● OBJECTIVE
In the entries below, find every line holding the string "image" and collect it.

Extracted records
------------------------------------------------------------------------
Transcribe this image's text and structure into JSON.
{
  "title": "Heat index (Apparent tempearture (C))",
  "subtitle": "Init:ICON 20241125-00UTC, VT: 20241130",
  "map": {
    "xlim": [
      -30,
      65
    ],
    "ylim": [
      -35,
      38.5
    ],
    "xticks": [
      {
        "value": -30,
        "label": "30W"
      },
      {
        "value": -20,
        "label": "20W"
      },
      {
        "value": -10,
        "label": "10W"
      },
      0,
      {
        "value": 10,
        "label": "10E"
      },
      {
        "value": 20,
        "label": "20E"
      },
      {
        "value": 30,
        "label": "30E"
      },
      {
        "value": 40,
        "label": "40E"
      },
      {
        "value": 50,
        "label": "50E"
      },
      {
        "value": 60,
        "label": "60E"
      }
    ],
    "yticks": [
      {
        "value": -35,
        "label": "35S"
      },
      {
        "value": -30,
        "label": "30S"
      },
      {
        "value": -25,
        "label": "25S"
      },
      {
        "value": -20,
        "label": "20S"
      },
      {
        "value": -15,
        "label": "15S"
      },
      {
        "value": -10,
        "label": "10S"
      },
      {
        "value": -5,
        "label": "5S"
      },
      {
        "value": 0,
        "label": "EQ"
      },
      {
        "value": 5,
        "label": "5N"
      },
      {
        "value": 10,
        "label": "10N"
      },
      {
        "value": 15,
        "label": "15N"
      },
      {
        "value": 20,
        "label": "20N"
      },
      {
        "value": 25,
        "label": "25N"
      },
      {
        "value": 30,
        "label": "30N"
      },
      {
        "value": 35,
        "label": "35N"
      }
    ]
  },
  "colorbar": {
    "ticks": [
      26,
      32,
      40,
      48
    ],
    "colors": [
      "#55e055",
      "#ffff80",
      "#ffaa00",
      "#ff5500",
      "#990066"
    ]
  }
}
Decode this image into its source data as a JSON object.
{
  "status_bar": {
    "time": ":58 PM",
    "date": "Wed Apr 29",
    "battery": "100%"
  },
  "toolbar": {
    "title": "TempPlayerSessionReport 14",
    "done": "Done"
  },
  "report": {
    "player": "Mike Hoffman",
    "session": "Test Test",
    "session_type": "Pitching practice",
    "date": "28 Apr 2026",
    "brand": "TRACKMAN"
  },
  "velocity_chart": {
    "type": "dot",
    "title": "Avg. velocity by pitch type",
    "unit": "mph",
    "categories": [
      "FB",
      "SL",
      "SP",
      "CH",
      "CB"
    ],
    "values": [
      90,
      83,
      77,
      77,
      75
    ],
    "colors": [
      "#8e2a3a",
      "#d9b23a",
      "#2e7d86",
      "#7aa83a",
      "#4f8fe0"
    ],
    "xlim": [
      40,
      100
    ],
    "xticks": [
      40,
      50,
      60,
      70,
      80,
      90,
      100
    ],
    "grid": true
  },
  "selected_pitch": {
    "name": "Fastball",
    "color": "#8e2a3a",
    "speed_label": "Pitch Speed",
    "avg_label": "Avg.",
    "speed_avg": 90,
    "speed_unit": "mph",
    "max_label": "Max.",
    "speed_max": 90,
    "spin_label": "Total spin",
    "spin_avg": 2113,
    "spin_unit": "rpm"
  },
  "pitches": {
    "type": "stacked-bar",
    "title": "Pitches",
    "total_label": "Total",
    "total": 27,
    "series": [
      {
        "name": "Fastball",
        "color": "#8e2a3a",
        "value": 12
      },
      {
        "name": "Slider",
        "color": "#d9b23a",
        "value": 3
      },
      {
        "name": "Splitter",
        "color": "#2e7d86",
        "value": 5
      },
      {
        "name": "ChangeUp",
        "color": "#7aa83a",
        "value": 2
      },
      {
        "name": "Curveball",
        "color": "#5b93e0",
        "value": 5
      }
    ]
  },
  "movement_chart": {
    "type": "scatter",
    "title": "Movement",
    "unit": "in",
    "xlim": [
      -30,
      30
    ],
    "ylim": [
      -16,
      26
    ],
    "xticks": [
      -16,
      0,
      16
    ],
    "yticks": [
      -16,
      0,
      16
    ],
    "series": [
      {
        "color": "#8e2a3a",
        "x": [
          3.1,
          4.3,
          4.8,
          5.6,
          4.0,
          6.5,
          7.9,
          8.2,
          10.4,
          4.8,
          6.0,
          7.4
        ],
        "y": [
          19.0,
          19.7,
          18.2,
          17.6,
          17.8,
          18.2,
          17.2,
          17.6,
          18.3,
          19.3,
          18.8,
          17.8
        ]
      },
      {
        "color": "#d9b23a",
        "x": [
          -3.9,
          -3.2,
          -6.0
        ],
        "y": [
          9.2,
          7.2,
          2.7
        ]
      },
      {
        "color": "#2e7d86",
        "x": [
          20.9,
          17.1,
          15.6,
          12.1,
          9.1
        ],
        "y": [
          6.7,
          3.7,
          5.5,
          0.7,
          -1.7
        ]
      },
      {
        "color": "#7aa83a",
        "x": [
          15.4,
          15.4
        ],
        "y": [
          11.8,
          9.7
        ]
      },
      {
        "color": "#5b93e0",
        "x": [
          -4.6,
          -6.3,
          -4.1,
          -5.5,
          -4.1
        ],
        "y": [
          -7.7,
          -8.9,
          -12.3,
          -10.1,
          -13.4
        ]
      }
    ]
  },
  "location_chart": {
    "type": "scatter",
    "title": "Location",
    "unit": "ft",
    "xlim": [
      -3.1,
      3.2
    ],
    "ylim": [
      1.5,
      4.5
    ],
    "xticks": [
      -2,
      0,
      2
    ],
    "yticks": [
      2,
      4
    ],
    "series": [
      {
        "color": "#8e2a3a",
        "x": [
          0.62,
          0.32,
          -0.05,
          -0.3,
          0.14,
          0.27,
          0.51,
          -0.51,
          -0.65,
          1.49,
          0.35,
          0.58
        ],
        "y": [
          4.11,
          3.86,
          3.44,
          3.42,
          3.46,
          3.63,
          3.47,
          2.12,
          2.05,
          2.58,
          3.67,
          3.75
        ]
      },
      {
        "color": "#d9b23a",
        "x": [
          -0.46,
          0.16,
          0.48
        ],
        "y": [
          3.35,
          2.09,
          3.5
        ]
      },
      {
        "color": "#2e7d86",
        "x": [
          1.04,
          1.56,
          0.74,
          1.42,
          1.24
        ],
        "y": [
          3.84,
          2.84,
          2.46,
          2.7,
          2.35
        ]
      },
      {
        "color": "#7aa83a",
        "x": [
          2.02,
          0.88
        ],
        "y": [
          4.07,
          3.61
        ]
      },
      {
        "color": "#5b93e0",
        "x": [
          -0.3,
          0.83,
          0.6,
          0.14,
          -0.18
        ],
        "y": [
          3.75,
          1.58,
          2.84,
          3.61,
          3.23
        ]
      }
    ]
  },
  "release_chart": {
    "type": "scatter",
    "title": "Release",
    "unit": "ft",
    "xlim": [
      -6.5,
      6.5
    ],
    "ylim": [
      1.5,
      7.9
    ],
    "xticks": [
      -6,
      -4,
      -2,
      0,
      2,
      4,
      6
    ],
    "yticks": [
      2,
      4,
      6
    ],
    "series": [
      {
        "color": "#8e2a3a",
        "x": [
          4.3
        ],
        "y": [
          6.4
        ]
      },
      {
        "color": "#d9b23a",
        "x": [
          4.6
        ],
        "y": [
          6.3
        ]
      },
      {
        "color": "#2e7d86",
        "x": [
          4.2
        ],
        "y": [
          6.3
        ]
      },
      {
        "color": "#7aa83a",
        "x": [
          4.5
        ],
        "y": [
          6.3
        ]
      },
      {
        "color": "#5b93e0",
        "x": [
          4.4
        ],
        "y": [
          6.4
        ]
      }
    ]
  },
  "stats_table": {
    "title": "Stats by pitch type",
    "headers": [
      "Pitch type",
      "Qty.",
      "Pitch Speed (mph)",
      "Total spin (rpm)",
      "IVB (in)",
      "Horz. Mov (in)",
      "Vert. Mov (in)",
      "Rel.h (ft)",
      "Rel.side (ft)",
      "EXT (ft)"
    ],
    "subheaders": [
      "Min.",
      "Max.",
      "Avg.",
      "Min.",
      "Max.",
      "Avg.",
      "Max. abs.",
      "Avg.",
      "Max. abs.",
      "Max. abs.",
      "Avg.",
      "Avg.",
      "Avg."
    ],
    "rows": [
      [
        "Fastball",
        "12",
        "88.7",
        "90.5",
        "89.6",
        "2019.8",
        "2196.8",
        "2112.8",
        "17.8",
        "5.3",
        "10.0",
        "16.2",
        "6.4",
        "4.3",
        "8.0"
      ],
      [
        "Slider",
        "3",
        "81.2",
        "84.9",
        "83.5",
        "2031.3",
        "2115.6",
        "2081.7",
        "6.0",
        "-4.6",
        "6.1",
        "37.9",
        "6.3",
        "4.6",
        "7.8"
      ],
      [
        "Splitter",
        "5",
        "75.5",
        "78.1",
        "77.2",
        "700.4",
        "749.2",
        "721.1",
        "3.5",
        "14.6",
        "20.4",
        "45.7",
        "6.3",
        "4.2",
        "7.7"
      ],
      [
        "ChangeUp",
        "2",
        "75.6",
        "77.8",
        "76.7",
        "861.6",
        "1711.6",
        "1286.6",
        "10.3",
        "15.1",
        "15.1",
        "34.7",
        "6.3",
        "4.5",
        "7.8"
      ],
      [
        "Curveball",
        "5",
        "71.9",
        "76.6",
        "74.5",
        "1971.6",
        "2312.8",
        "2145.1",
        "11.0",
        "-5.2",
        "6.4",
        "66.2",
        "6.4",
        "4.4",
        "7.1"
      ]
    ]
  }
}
------------------------------------------------------------------------
● FINISHED ANSWER
Transcribe this image's text and structure into JSON.
Decode this image into its source data as a JSON object.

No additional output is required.